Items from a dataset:
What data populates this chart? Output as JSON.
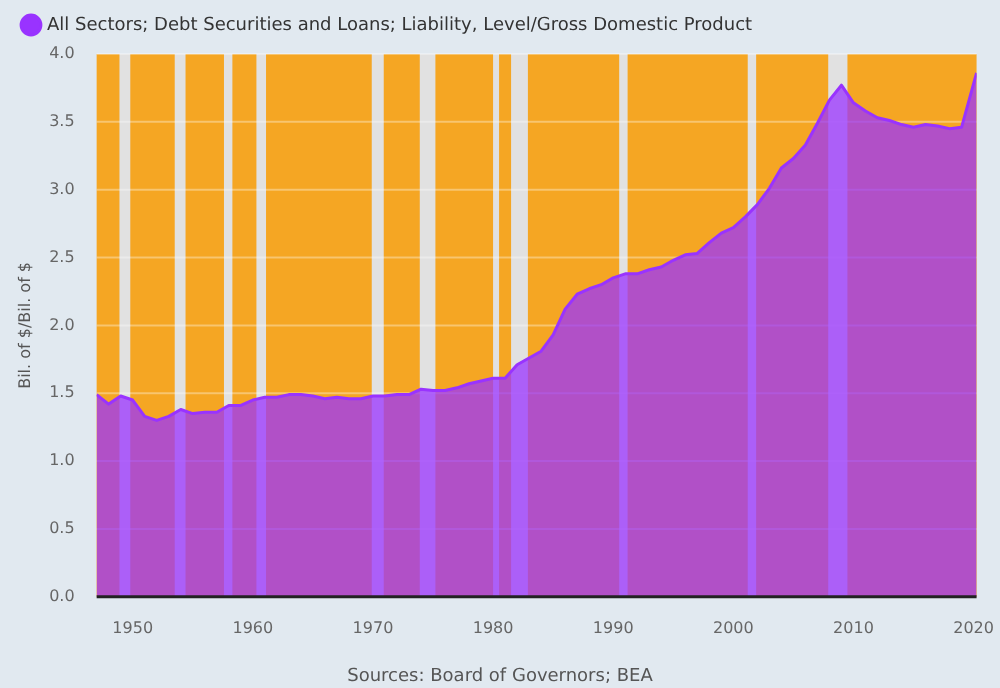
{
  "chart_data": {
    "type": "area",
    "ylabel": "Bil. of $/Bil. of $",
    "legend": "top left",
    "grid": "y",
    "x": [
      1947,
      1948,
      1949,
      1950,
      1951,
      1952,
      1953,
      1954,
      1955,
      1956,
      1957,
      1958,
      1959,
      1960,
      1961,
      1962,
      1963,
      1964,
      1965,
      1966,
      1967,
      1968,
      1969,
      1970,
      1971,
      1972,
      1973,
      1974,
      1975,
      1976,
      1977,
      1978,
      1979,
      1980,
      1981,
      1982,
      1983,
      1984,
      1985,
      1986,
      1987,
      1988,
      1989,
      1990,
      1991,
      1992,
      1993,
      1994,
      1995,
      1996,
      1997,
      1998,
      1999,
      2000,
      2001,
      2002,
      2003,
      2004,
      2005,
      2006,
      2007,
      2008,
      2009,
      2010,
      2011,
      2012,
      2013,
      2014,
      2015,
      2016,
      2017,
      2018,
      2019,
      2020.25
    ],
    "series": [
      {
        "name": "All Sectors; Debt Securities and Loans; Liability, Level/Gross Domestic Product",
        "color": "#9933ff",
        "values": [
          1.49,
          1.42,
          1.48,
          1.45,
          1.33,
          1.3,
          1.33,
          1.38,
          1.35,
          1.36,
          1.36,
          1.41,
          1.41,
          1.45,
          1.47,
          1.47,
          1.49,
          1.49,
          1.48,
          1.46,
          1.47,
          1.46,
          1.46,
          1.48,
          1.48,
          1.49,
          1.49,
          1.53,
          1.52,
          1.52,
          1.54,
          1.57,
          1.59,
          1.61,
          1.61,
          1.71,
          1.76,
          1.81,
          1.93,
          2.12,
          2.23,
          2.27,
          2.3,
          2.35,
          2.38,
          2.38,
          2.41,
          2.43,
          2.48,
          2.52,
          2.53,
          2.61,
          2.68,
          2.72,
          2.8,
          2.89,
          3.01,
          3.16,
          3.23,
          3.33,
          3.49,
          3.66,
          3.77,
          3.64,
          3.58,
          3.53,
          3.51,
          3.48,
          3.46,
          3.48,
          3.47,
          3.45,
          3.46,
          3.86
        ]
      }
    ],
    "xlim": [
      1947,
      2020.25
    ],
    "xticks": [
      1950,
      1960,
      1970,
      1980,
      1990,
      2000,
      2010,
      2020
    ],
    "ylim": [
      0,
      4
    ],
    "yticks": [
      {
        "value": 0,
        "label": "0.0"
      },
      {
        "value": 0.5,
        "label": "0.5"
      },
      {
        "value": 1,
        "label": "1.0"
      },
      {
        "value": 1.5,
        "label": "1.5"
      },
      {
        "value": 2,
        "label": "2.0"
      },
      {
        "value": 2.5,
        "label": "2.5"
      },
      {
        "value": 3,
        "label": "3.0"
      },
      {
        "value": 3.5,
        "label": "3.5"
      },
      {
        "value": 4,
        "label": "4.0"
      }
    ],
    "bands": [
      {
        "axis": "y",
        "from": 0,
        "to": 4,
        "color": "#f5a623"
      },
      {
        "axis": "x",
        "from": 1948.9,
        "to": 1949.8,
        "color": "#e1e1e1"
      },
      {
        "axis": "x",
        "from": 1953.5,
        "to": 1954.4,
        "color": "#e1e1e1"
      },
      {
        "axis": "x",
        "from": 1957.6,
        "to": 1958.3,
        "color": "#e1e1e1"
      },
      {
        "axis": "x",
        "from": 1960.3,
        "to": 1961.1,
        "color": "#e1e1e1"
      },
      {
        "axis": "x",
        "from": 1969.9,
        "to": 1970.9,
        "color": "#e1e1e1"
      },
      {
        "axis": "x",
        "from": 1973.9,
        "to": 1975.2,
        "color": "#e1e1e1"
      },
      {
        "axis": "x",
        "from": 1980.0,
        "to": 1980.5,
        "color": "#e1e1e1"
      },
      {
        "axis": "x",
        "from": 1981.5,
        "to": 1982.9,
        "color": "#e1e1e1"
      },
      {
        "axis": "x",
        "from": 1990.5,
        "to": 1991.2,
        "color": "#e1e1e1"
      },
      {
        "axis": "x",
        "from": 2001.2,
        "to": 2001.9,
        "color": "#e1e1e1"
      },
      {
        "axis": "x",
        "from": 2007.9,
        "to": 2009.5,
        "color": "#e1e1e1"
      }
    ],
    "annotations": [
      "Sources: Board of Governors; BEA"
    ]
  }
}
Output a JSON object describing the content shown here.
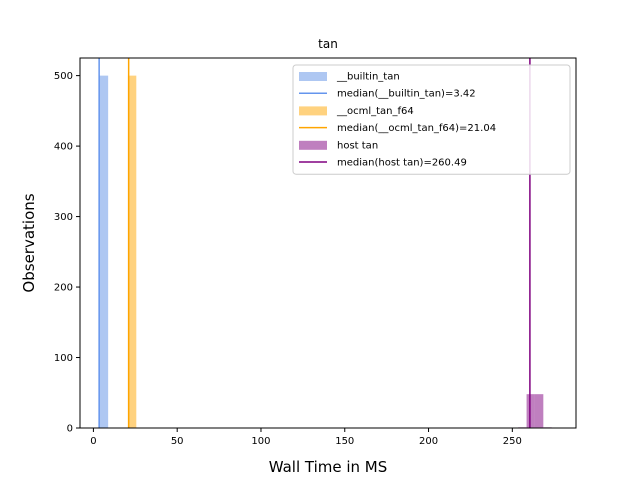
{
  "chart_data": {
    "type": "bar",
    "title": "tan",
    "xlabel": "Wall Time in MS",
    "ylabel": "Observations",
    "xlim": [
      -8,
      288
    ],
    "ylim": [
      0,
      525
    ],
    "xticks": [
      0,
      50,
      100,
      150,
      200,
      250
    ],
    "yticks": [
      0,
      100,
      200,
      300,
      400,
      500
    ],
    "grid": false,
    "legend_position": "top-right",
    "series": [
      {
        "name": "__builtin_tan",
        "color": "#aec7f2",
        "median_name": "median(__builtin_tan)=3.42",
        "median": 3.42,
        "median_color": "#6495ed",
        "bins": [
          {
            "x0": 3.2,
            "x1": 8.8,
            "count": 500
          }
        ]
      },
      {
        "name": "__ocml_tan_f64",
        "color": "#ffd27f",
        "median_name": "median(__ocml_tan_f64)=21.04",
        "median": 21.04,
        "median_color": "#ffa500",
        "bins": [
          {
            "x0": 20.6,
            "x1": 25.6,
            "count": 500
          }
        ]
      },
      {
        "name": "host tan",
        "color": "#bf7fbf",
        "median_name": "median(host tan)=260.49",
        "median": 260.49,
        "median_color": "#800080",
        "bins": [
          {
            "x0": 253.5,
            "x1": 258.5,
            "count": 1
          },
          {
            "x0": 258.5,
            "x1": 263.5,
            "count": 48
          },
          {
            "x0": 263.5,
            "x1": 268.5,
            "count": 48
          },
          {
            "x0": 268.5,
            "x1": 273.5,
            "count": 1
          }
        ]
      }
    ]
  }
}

EXERCISE: Pictures in the records above are not copied; print everything else exactly.

ANSWER TO THIS EXERCISE:
What data populates this chart? Output as JSON.
{
  "chart_data": {
    "type": "area",
    "ylabel": "Bil. of $/Bil. of $",
    "legend": "top left",
    "grid": "y",
    "x": [
      1947,
      1948,
      1949,
      1950,
      1951,
      1952,
      1953,
      1954,
      1955,
      1956,
      1957,
      1958,
      1959,
      1960,
      1961,
      1962,
      1963,
      1964,
      1965,
      1966,
      1967,
      1968,
      1969,
      1970,
      1971,
      1972,
      1973,
      1974,
      1975,
      1976,
      1977,
      1978,
      1979,
      1980,
      1981,
      1982,
      1983,
      1984,
      1985,
      1986,
      1987,
      1988,
      1989,
      1990,
      1991,
      1992,
      1993,
      1994,
      1995,
      1996,
      1997,
      1998,
      1999,
      2000,
      2001,
      2002,
      2003,
      2004,
      2005,
      2006,
      2007,
      2008,
      2009,
      2010,
      2011,
      2012,
      2013,
      2014,
      2015,
      2016,
      2017,
      2018,
      2019,
      2020.25
    ],
    "series": [
      {
        "name": "All Sectors; Debt Securities and Loans; Liability, Level/Gross Domestic Product",
        "color": "#9933ff",
        "values": [
          1.49,
          1.42,
          1.48,
          1.45,
          1.33,
          1.3,
          1.33,
          1.38,
          1.35,
          1.36,
          1.36,
          1.41,
          1.41,
          1.45,
          1.47,
          1.47,
          1.49,
          1.49,
          1.48,
          1.46,
          1.47,
          1.46,
          1.46,
          1.48,
          1.48,
          1.49,
          1.49,
          1.53,
          1.52,
          1.52,
          1.54,
          1.57,
          1.59,
          1.61,
          1.61,
          1.71,
          1.76,
          1.81,
          1.93,
          2.12,
          2.23,
          2.27,
          2.3,
          2.35,
          2.38,
          2.38,
          2.41,
          2.43,
          2.48,
          2.52,
          2.53,
          2.61,
          2.68,
          2.72,
          2.8,
          2.89,
          3.01,
          3.16,
          3.23,
          3.33,
          3.49,
          3.66,
          3.77,
          3.64,
          3.58,
          3.53,
          3.51,
          3.48,
          3.46,
          3.48,
          3.47,
          3.45,
          3.46,
          3.86
        ]
      }
    ],
    "xlim": [
      1947,
      2020.25
    ],
    "xticks": [
      1950,
      1960,
      1970,
      1980,
      1990,
      2000,
      2010,
      2020
    ],
    "ylim": [
      0,
      4
    ],
    "yticks": [
      {
        "value": 0,
        "label": "0.0"
      },
      {
        "value": 0.5,
        "label": "0.5"
      },
      {
        "value": 1,
        "label": "1.0"
      },
      {
        "value": 1.5,
        "label": "1.5"
      },
      {
        "value": 2,
        "label": "2.0"
      },
      {
        "value": 2.5,
        "label": "2.5"
      },
      {
        "value": 3,
        "label": "3.0"
      },
      {
        "value": 3.5,
        "label": "3.5"
      },
      {
        "value": 4,
        "label": "4.0"
      }
    ],
    "bands": [
      {
        "axis": "y",
        "from": 0,
        "to": 4,
        "color": "#f5a623"
      },
      {
        "axis": "x",
        "from": 1948.9,
        "to": 1949.8,
        "color": "#e1e1e1"
      },
      {
        "axis": "x",
        "from": 1953.5,
        "to": 1954.4,
        "color": "#e1e1e1"
      },
      {
        "axis": "x",
        "from": 1957.6,
        "to": 1958.3,
        "color": "#e1e1e1"
      },
      {
        "axis": "x",
        "from": 1960.3,
        "to": 1961.1,
        "color": "#e1e1e1"
      },
      {
        "axis": "x",
        "from": 1969.9,
        "to": 1970.9,
        "color": "#e1e1e1"
      },
      {
        "axis": "x",
        "from": 1973.9,
        "to": 1975.2,
        "color": "#e1e1e1"
      },
      {
        "axis": "x",
        "from": 1980.0,
        "to": 1980.5,
        "color": "#e1e1e1"
      },
      {
        "axis": "x",
        "from": 1981.5,
        "to": 1982.9,
        "color": "#e1e1e1"
      },
      {
        "axis": "x",
        "from": 1990.5,
        "to": 1991.2,
        "color": "#e1e1e1"
      },
      {
        "axis": "x",
        "from": 2001.2,
        "to": 2001.9,
        "color": "#e1e1e1"
      },
      {
        "axis": "x",
        "from": 2007.9,
        "to": 2009.5,
        "color": "#e1e1e1"
      }
    ],
    "annotations": [
      "Sources: Board of Governors; BEA"
    ]
  }
}
Output a JSON object describing the content shown here.
{
  "chart_data": {
    "type": "bar",
    "title": "tan",
    "xlabel": "Wall Time in MS",
    "ylabel": "Observations",
    "xlim": [
      -8,
      288
    ],
    "ylim": [
      0,
      525
    ],
    "xticks": [
      0,
      50,
      100,
      150,
      200,
      250
    ],
    "yticks": [
      0,
      100,
      200,
      300,
      400,
      500
    ],
    "grid": false,
    "legend_position": "top-right",
    "series": [
      {
        "name": "__builtin_tan",
        "color": "#aec7f2",
        "median_name": "median(__builtin_tan)=3.42",
        "median": 3.42,
        "median_color": "#6495ed",
        "bins": [
          {
            "x0": 3.2,
            "x1": 8.8,
            "count": 500
          }
        ]
      },
      {
        "name": "__ocml_tan_f64",
        "color": "#ffd27f",
        "median_name": "median(__ocml_tan_f64)=21.04",
        "median": 21.04,
        "median_color": "#ffa500",
        "bins": [
          {
            "x0": 20.6,
            "x1": 25.6,
            "count": 500
          }
        ]
      },
      {
        "name": "host tan",
        "color": "#bf7fbf",
        "median_name": "median(host tan)=260.49",
        "median": 260.49,
        "median_color": "#800080",
        "bins": [
          {
            "x0": 253.5,
            "x1": 258.5,
            "count": 1
          },
          {
            "x0": 258.5,
            "x1": 263.5,
            "count": 48
          },
          {
            "x0": 263.5,
            "x1": 268.5,
            "count": 48
          },
          {
            "x0": 268.5,
            "x1": 273.5,
            "count": 1
          }
        ]
      }
    ]
  }
}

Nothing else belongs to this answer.